[WRITTEN PROBLEM] Pull out every line in the data that has the string "งเสร" in it.

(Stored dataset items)
-.-.-

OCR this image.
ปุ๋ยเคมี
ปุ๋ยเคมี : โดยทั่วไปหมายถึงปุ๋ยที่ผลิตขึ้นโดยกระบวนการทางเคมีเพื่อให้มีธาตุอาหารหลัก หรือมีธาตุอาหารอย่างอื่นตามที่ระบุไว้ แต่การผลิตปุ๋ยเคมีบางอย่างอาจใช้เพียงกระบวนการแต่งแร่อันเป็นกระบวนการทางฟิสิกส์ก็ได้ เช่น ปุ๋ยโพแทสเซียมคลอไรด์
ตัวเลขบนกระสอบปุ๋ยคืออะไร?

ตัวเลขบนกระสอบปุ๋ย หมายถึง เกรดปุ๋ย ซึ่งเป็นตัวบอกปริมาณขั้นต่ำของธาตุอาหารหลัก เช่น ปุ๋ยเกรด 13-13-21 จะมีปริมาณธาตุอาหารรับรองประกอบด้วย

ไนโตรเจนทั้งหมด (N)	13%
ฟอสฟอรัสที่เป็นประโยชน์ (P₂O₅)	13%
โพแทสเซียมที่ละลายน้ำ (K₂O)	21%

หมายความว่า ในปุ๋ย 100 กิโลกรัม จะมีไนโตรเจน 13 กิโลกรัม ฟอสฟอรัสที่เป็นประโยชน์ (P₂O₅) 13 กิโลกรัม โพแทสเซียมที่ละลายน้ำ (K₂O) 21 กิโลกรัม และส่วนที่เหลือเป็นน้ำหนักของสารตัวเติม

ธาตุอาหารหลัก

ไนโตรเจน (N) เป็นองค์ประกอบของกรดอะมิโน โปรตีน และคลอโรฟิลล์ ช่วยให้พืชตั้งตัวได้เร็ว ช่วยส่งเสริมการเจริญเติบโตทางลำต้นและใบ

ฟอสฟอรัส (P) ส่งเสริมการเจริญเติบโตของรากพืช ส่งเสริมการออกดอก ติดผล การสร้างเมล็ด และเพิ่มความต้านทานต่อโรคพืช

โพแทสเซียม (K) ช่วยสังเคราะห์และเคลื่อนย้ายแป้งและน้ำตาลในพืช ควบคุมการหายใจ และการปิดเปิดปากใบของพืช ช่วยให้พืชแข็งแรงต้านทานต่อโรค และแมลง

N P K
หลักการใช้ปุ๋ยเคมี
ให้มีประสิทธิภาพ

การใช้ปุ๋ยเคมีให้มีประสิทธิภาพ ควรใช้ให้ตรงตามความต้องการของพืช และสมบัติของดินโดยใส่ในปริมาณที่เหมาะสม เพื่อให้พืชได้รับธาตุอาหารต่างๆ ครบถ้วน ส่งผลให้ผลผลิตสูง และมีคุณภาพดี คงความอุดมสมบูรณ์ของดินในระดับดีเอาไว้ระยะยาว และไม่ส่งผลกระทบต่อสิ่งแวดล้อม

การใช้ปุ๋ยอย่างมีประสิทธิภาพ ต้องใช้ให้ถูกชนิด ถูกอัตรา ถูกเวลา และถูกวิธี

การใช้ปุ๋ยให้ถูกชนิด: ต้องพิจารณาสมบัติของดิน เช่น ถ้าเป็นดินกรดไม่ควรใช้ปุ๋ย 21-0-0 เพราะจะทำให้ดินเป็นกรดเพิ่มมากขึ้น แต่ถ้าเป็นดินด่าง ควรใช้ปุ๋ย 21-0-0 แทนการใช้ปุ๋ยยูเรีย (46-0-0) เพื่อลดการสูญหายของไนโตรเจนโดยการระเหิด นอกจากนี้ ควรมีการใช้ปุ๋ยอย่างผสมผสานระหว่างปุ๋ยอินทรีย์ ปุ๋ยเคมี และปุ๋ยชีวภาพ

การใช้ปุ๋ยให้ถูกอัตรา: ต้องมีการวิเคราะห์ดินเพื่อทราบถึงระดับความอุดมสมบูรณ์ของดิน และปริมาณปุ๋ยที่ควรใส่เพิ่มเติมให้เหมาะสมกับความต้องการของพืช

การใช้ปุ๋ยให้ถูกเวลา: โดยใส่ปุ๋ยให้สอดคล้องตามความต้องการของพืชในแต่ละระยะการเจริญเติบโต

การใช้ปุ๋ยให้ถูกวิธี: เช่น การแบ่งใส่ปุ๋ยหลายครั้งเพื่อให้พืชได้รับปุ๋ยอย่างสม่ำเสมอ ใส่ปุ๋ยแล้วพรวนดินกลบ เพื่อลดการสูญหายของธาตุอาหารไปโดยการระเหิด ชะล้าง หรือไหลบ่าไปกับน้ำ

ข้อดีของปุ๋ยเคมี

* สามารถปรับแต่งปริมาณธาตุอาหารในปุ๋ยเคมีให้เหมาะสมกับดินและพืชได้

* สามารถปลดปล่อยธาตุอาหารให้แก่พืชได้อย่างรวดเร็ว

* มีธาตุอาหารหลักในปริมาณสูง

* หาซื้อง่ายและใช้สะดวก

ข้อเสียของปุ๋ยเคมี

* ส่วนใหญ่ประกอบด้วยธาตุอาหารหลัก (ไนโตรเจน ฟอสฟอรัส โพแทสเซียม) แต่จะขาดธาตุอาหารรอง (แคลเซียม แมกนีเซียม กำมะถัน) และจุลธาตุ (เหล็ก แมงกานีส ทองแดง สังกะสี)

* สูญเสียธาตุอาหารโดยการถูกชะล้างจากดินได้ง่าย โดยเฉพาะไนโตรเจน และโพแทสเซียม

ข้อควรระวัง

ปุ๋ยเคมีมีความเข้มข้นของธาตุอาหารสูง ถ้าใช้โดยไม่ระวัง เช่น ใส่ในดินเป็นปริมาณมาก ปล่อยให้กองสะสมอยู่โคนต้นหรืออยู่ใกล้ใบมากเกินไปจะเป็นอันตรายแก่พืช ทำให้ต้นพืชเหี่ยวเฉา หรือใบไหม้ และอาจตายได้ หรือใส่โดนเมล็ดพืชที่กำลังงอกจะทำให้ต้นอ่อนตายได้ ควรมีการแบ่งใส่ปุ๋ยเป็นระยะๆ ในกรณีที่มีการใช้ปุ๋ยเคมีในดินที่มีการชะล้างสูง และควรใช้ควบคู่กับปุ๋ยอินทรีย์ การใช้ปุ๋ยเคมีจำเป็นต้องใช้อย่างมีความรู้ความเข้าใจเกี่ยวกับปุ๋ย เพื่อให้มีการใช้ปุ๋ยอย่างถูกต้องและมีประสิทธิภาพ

-.-.-

[FINAL RESULT]
ไนโตรเจน (N) เป็นองค์ประกอบของกรดอะมิโน โปรตีน และคลอโรฟิลล์ ช่วยให้พืชตั้งตัวได้เร็ว ช่วยส่งเสริมการเจริญเติบโตทางลำต้นและใบ
ฟอสฟอรัส (P) ส่งเสริมการเจริญเติบโตของรากพืช ส่งเสริมการออกดอก ติดผล การสร้างเมล็ด และเพิ่มความต้านทานต่อโรคพืช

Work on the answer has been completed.